Dataset items
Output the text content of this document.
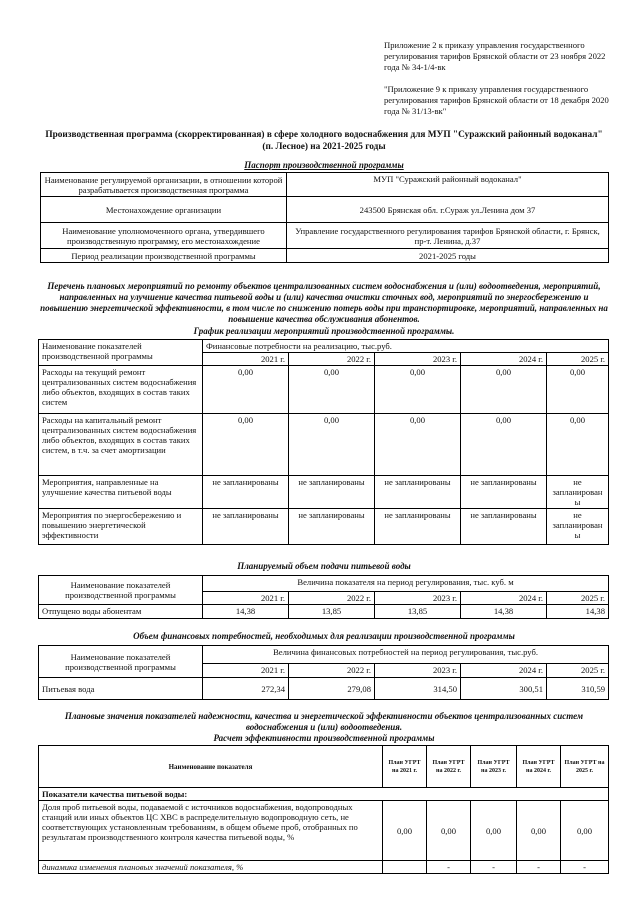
Приложение 2 к приказу управления государственного регулирования тарифов Брянской области от 23 ноября 2022 года № 34-1/4-вк
"Приложение 9 к приказу управления государственного регулирования тарифов Брянской области от 18 декабря 2020 года № 31/13-вк"
Производственная программа (скорректированная) в сфере холодного водоснабжения для МУП "Суражский районный водоканал" (п. Лесное) на 2021-2025 годы
Паспорт производственной программы
Наименование регулируемой организации, в отношении которой разрабатывается производственная программа	МУП "Суражский районный водоканал"
Местонахождение организации	243500 Брянская обл. г.Сураж ул.Ленина дом 37
Наименование уполномоченного органа, утвердившего производственную программу, его местонахождение	Управление государственного регулирования тарифов Брянской области, г. Брянск, пр-т. Ленина, д.37
Период реализации производственной программы	2021-2025 годы
Перечень плановых мероприятий по ремонту объектов централизованных систем водоснабжения и (или) водоотведения, мероприятий, направленных на улучшение качества питьевой воды и (или) качества очистки сточных вод, мероприятий по энергосбережению и повышению энергетической эффективности, в том числе по снижению потерь воды при транспортировке, мероприятий, направленных на повышение качества обслуживания абонентов.
График реализации мероприятий производственной программы.
Наименование показателей производственной программы	Финансовые потребности на реализацию, тыс.руб.				
	2021 г.	2022 г.	2023 г.	2024 г.	2025 г.
Расходы на текущий ремонт централизованных систем водоснабжения либо объектов, входящих в состав таких систем	0,00	0,00	0,00	0,00	0,00
Расходы на капитальный ремонт централизованных систем водоснабжения либо объектов, входящих в состав таких систем, в т.ч. за счет амортизации	0,00	0,00	0,00	0,00	0,00
Мероприятия, направленные на улучшение качества питьевой воды	не запланированы	не запланированы	не запланированы	не запланированы	не запланирован ы
Мероприятия по энергосбережению и повышению энергетической эффективности	не запланированы	не запланированы	не запланированы	не запланированы	не запланирован ы
Планируемый объем подачи питьевой воды
Наименование показателей производственной программы	Величина показателя на период регулирования, тыс. куб. м				
	2021 г.	2022 г.	2023 г.	2024 г.	2025 г.
Отпущено воды абонентам	14,38	13,85	13,85	14,38	14,38
Объем финансовых потребностей, необходимых для реализации производственной программы
Наименование показателей производственной программы	Величина финансовых потребностей на период регулирования, тыс.руб.				
	2021 г.	2022 г.	2023 г.	2024 г.	2025 г.
Питьевая вода	272,34	279,08	314,50	300,51	310,59
Плановые значения показателей надежности, качества и энергетической эффективности объектов централизованных систем водоснабжения и (или) водоотведения.
Расчет эффективности производственной программы
Наименование показателя	План УГРТ на 2021 г.	План УГРТ на 2022 г.	План УГРТ на 2023 г.	План УГРТ на 2024 г.	План УГРТ на 2025 г.
Показатели качества питьевой воды:					
Доля проб питьевой воды, подаваемой с источников водоснабжения, водопроводных станций или иных объектов ЦС ХВС в распределительную водопроводную сеть, не соответствующих установленным требованиям, в общем объеме проб, отобранных по результатам производственного контроля качества питьевой воды, %	0,00	0,00	0,00	0,00	0,00
динамика изменения плановых значений показателя, %		-	-	-	-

**What the task requires**
From the material above, copy everything exactly but the pictures.

**Response for this exercise**
Output the text content of this document.
Приложение 2 к приказу управления государственного регулирования тарифов Брянской области от 23 ноября 2022 года № 34-1/4-вк
"Приложение 9 к приказу управления государственного регулирования тарифов Брянской области от 18 декабря 2020 года № 31/13-вк"
Производственная программа (скорректированная) в сфере холодного водоснабжения для МУП "Суражский районный водоканал" (п. Лесное) на 2021-2025 годы
Паспорт производственной программы
Наименование регулируемой организации, в отношении которой разрабатывается производственная программа	МУП "Суражский районный водоканал"
Местонахождение организации	243500 Брянская обл. г.Сураж ул.Ленина дом 37
Наименование уполномоченного органа, утвердившего производственную программу, его местонахождение	Управление государственного регулирования тарифов Брянской области, г. Брянск, пр-т. Ленина, д.37
Период реализации производственной программы	2021-2025 годы
Перечень плановых мероприятий по ремонту объектов централизованных систем водоснабжения и (или) водоотведения, мероприятий, направленных на улучшение качества питьевой воды и (или) качества очистки сточных вод, мероприятий по энергосбережению и повышению энергетической эффективности, в том числе по снижению потерь воды при транспортировке, мероприятий, направленных на повышение качества обслуживания абонентов.
График реализации мероприятий производственной программы.
Наименование показателей производственной программы	Финансовые потребности на реализацию, тыс.руб.				
	2021 г.	2022 г.	2023 г.	2024 г.	2025 г.
Расходы на текущий ремонт централизованных систем водоснабжения либо объектов, входящих в состав таких систем	0,00	0,00	0,00	0,00	0,00
Расходы на капитальный ремонт централизованных систем водоснабжения либо объектов, входящих в состав таких систем, в т.ч. за счет амортизации	0,00	0,00	0,00	0,00	0,00
Мероприятия, направленные на улучшение качества питьевой воды	не запланированы	не запланированы	не запланированы	не запланированы	не запланирован ы
Мероприятия по энергосбережению и повышению энергетической эффективности	не запланированы	не запланированы	не запланированы	не запланированы	не запланирован ы
Планируемый объем подачи питьевой воды
Наименование показателей производственной программы	Величина показателя на период регулирования, тыс. куб. м				
	2021 г.	2022 г.	2023 г.	2024 г.	2025 г.
Отпущено воды абонентам	14,38	13,85	13,85	14,38	14,38
Объем финансовых потребностей, необходимых для реализации производственной программы
Наименование показателей производственной программы	Величина финансовых потребностей на период регулирования, тыс.руб.				
	2021 г.	2022 г.	2023 г.	2024 г.	2025 г.
Питьевая вода	272,34	279,08	314,50	300,51	310,59
Плановые значения показателей надежности, качества и энергетической эффективности объектов централизованных систем водоснабжения и (или) водоотведения.
Расчет эффективности производственной программы
Наименование показателя	План УГРТ на 2021 г.	План УГРТ на 2022 г.	План УГРТ на 2023 г.	План УГРТ на 2024 г.	План УГРТ на 2025 г.
Показатели качества питьевой воды:					
Доля проб питьевой воды, подаваемой с источников водоснабжения, водопроводных станций или иных объектов ЦС ХВС в распределительную водопроводную сеть, не соответствующих установленным требованиям, в общем объеме проб, отобранных по результатам производственного контроля качества питьевой воды, %	0,00	0,00	0,00	0,00	0,00
динамика изменения плановых значений показателя, %		-	-	-	-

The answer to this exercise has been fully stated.